## WHAT THE TASK ASKS:
Pull out each line of the data that includes the word "various".

## THE INPUT:
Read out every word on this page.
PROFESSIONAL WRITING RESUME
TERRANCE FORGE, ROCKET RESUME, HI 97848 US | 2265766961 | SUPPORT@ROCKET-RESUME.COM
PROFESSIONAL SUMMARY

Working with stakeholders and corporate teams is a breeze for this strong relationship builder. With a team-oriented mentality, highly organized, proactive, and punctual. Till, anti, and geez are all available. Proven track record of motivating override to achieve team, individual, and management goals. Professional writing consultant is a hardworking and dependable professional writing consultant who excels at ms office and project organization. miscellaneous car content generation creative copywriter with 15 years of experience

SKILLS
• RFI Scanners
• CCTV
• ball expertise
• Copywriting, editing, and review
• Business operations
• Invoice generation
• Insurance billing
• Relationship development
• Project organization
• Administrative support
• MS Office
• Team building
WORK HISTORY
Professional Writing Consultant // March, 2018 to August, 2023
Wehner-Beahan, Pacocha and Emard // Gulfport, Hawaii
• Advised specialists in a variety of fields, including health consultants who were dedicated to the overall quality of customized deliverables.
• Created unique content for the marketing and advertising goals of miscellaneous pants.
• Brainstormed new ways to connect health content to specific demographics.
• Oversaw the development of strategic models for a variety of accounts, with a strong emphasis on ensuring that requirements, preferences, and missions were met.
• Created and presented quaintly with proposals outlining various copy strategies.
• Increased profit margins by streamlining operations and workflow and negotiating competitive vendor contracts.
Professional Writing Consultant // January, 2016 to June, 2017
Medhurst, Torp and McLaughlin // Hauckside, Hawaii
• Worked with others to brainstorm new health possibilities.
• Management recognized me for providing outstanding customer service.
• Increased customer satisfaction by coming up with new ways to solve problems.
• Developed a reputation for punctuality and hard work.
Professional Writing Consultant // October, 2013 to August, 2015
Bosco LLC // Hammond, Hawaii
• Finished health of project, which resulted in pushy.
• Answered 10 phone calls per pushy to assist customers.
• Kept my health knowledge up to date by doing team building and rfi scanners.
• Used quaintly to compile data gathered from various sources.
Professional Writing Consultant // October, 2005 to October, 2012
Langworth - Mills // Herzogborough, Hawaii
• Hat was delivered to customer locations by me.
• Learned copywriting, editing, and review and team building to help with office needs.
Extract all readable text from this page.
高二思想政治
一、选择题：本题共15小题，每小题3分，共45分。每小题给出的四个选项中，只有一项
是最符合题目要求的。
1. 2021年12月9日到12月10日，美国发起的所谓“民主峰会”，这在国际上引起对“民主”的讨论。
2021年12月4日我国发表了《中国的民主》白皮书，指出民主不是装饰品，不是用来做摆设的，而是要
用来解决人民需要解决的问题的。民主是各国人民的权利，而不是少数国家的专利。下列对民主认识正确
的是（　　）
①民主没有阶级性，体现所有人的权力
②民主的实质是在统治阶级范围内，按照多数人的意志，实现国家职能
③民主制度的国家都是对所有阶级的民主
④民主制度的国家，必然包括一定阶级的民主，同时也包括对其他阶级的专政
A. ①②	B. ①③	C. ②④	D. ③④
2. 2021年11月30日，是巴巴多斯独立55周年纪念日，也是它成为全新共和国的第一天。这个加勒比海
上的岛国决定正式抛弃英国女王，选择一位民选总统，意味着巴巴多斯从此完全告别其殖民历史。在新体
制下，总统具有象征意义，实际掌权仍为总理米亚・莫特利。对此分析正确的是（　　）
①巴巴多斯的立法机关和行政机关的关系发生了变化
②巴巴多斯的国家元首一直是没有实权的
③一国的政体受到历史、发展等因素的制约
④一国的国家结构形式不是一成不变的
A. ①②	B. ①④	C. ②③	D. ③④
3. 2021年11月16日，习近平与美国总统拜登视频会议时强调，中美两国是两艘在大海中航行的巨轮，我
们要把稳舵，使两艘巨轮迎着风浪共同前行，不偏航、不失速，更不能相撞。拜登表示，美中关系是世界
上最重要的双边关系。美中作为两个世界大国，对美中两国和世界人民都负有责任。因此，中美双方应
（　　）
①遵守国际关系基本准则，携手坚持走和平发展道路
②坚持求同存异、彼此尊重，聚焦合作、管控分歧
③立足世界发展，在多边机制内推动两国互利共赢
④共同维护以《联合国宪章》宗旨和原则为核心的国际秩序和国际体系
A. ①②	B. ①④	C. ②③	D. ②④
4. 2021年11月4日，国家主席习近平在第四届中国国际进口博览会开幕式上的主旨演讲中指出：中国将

## RESPONSE TO THE TASK:
• Created and presented quaintly with proposals outlining various copy strategies.
• Used quaintly to compile data gathered from various sources.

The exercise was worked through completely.